What the task asks
Count the lines below that contain the word "return", and report only that number.

Stored data
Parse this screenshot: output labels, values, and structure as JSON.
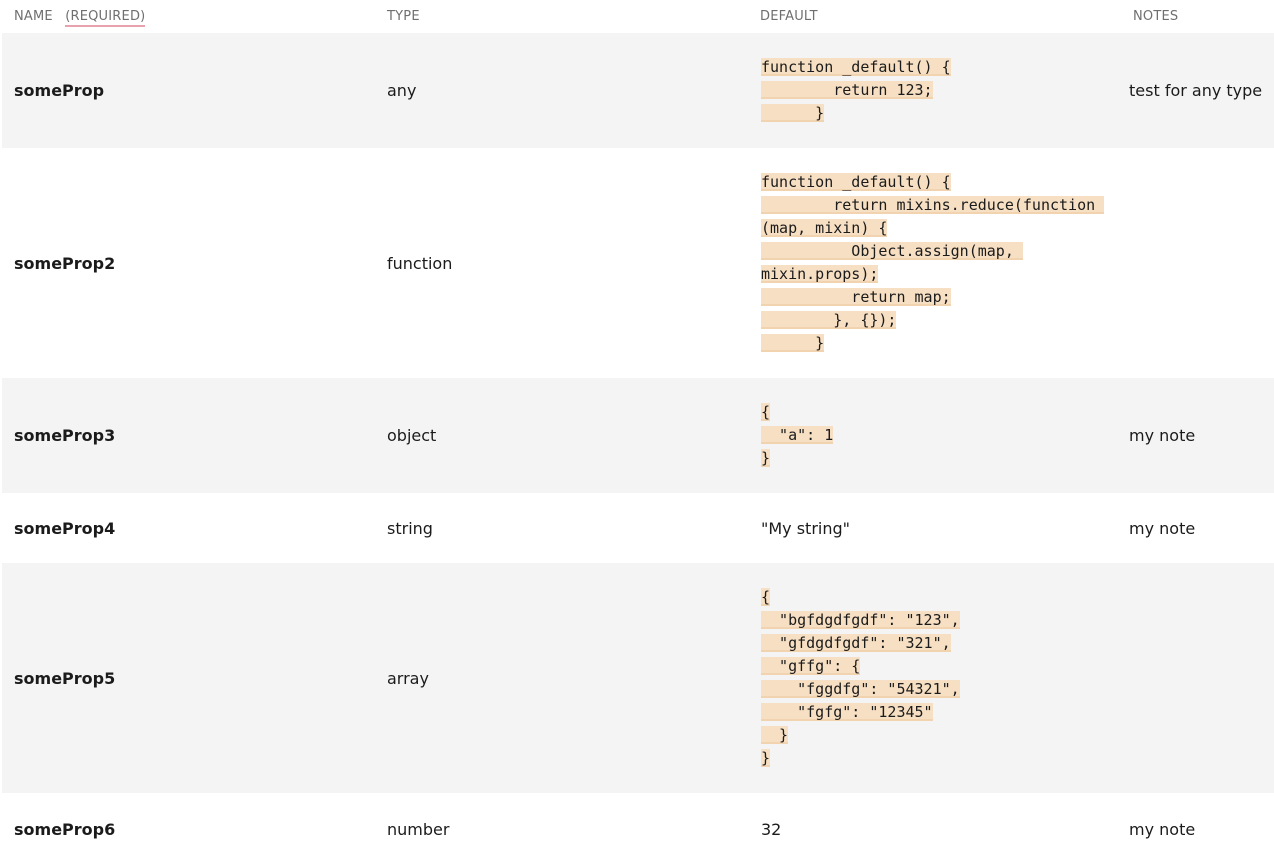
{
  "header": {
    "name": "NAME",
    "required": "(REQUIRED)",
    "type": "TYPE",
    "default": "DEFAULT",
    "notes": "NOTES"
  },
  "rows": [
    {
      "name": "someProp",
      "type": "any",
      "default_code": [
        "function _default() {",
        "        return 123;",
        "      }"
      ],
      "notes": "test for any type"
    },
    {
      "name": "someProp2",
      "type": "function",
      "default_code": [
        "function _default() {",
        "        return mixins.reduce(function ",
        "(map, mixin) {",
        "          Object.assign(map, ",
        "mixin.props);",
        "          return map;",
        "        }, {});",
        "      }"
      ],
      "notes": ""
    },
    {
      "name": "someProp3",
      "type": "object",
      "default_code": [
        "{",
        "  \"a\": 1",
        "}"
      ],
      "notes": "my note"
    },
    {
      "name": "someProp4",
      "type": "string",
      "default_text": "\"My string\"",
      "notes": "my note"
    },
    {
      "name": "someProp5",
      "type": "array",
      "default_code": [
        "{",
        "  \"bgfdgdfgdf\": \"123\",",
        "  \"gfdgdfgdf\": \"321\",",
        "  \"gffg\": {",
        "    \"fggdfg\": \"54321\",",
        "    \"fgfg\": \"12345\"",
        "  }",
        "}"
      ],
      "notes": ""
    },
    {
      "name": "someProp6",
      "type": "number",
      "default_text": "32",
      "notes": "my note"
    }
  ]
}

Finished answer
3